§ **PROBLEMS**
**1.** Answer these questions using the essay on low-wage work.
(a) How much did the weekend morning restaurant shifts in Texas pay?
(b) What percentage of workers earning minimum wage or less are women?
(c) What is the approximate turnover rate in low-wage work?
**2.** Reproduce the records from their first line through the line containing "y-tick-label: 4.5 <box>55 6 89 28</box>", with both ends included. Copy each line without any change.

Low-wage work is a system. Coverage treats it like specific jobs.
I spent six years in low wage work. Media and policy debates tend to flatten something that's actually quite complex. Low-wage work isn't a job. It's a whole world with its own logic and norms.
I spent six years in low-wage work. Waitressing, a call center, selling laptops at Circuit City, handing out T-shirts for a radio station.
Now I work in policy. When I read coverage of low-wage workers, it flattens something that's actually quite complex. Low-wage work isn't a job. It's a whole world with its own logic and norms. Most coverage misses that. I think that gap is costing the left politically.
Here’s what the media tends to miss.
Low-wage work is a system, not a job.
When I waited tables in Texas, I worked my way up to the coveted weekend morning shifts. Those shifts paid $90–110. Weekday evenings paid $30–40. So I filled the weekdays with other work.
A rideshare driver I recently interviewed picks up passengers during his commute to his main job managing a restaurant.
My mother was a daycare worker, a substitute teacher, and an Avon representative simultaneously.
This is how low-wage work actually functions. Workers stack income sources. They optimize each one (e.g. hours, tips, scheduling flexibility) and fill the gaps with others. Gig work isn’t a separate economy.
Media coverage usually treats fast food workers, gig workers, and home health aides as three separate populations with three separate problems.
Workers switch jobs constantly—and across sectors.
The turnover rate in low-wage work is roughly one job per year to eighteen months. Workers don’t just change employers. They change sectors.
The women around me moved between daycare, home health aide, cashier, and retail depending on who was hiring, which manager was tolerable, and which shift fit around their kids. Those latter three jobs (plus fast food or counter work) are the four occupations that make up 29 percent of all employment paying under $15 an hour.
Gender shapes the options. Women are 67 percent of workers earning minimum wage or less, concentrated in home care or childcare work. Men in my community more often went to the oil fields, manual labor, construction, mechanic shops. These jobs typically pay at the upper end of minimum wage or above it.

These aren’t separate labor markets. They’re one ecosystem with a lot of internal movement.
Large employers aren’t obviously the villains.
The dominant media frame is that large corporations exploit low-wage workers while small businesses are clearly preferable. Workers don’t really see it that way.

§ **INPUT FOR THIS TASK**
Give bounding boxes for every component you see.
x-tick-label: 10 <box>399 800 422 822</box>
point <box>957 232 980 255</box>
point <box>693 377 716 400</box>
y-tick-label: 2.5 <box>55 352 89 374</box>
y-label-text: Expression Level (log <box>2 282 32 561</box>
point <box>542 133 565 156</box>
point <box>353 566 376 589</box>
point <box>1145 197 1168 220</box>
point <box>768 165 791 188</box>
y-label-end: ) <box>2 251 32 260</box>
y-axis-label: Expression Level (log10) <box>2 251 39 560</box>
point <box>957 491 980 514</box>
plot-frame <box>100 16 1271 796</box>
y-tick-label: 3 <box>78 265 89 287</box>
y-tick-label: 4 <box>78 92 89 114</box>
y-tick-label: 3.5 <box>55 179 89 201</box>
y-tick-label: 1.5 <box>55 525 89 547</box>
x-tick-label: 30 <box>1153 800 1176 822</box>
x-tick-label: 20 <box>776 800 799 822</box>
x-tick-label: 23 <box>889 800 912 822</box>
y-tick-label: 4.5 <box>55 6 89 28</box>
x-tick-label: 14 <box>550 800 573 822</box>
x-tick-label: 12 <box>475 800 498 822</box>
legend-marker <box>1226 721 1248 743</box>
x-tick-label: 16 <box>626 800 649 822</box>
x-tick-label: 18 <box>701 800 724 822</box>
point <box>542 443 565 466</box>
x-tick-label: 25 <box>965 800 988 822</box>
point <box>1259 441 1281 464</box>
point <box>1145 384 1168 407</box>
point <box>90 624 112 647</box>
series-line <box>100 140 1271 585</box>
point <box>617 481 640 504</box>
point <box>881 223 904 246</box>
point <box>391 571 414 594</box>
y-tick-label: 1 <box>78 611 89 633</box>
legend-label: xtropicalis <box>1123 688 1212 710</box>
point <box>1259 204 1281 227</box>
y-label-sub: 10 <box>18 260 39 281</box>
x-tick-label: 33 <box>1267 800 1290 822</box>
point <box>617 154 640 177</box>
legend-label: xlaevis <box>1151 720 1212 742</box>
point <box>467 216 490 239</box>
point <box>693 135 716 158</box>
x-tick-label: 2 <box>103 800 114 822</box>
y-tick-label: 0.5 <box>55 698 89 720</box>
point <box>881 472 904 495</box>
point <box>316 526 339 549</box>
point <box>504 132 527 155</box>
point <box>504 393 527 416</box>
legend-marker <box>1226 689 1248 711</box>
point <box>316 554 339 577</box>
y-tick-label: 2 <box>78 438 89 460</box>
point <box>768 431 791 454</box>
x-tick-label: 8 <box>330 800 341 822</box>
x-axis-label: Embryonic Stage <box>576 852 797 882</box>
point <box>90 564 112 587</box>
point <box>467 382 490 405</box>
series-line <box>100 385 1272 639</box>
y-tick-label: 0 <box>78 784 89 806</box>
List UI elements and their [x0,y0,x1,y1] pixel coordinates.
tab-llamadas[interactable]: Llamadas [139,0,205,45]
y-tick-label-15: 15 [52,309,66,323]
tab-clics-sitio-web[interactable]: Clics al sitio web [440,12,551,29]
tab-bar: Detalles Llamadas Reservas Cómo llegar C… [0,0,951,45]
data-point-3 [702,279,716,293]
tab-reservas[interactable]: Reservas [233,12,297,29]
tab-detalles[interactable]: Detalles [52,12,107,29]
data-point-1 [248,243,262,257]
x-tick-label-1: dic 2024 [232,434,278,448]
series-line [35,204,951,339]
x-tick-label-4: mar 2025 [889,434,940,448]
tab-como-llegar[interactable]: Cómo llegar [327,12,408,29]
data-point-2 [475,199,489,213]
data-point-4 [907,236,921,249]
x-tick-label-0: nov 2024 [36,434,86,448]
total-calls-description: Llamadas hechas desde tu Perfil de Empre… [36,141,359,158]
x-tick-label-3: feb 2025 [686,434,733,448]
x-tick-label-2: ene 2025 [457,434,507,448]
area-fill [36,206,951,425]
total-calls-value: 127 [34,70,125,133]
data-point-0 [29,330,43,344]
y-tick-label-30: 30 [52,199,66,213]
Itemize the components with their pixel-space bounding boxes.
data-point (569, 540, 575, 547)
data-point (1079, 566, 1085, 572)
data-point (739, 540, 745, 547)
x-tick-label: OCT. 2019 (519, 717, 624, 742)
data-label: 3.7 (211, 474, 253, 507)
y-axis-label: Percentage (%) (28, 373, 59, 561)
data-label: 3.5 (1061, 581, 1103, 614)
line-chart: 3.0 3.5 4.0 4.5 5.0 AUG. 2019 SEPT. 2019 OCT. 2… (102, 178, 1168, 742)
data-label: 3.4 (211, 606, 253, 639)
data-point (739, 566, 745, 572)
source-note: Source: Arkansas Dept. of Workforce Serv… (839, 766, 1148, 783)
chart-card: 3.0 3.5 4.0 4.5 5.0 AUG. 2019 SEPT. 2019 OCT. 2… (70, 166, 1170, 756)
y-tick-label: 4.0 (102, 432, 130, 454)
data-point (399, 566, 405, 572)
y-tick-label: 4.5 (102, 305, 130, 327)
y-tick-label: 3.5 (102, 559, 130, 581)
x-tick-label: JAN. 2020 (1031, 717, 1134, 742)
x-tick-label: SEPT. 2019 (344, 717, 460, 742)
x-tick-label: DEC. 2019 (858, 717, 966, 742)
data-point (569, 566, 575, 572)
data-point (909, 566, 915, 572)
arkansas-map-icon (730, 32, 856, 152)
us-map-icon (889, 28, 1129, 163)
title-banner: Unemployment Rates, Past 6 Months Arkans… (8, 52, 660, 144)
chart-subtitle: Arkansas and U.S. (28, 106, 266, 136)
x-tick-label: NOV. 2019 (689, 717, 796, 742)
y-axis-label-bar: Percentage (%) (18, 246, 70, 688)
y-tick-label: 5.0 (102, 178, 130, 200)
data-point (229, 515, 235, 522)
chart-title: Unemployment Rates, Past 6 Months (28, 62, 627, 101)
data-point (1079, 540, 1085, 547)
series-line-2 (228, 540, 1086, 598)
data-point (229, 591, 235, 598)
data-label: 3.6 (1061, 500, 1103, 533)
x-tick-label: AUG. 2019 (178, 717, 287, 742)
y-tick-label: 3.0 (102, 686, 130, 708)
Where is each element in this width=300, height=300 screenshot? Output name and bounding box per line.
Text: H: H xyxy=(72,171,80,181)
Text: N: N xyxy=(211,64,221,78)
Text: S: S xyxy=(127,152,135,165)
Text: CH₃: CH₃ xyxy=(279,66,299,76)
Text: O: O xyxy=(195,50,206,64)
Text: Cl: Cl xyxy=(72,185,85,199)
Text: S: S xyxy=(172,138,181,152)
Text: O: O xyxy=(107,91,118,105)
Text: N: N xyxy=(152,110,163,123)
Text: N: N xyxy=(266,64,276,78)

§ **ANSWER LIST**
**1.**
(a) $90–110
(b) 67 percent
(c) Roughly one job per year to eighteen months

**2.**
Give bounding boxes for every component you see.
x-tick-label: 10 <box>399 800 422 822</box>
point <box>957 232 980 255</box>
point <box>693 377 716 400</box>
y-tick-label: 2.5 <box>55 352 89 374</box>
y-label-text: Expression Level (log <box>2 282 32 561</box>
point <box>542 133 565 156</box>
point <box>353 566 376 589</box>
point <box>1145 197 1168 220</box>
point <box>768 165 791 188</box>
y-label-end: ) <box>2 251 32 260</box>
y-axis-label: Expression Level (log10) <box>2 251 39 560</box>
point <box>957 491 980 514</box>
plot-frame <box>100 16 1271 796</box>
y-tick-label: 3 <box>78 265 89 287</box>
y-tick-label: 4 <box>78 92 89 114</box>
y-tick-label: 3.5 <box>55 179 89 201</box>
y-tick-label: 1.5 <box>55 525 89 547</box>
x-tick-label: 30 <box>1153 800 1176 822</box>
x-tick-label: 20 <box>776 800 799 822</box>
x-tick-label: 23 <box>889 800 912 822</box>
y-tick-label: 4.5 <box>55 6 89 28</box>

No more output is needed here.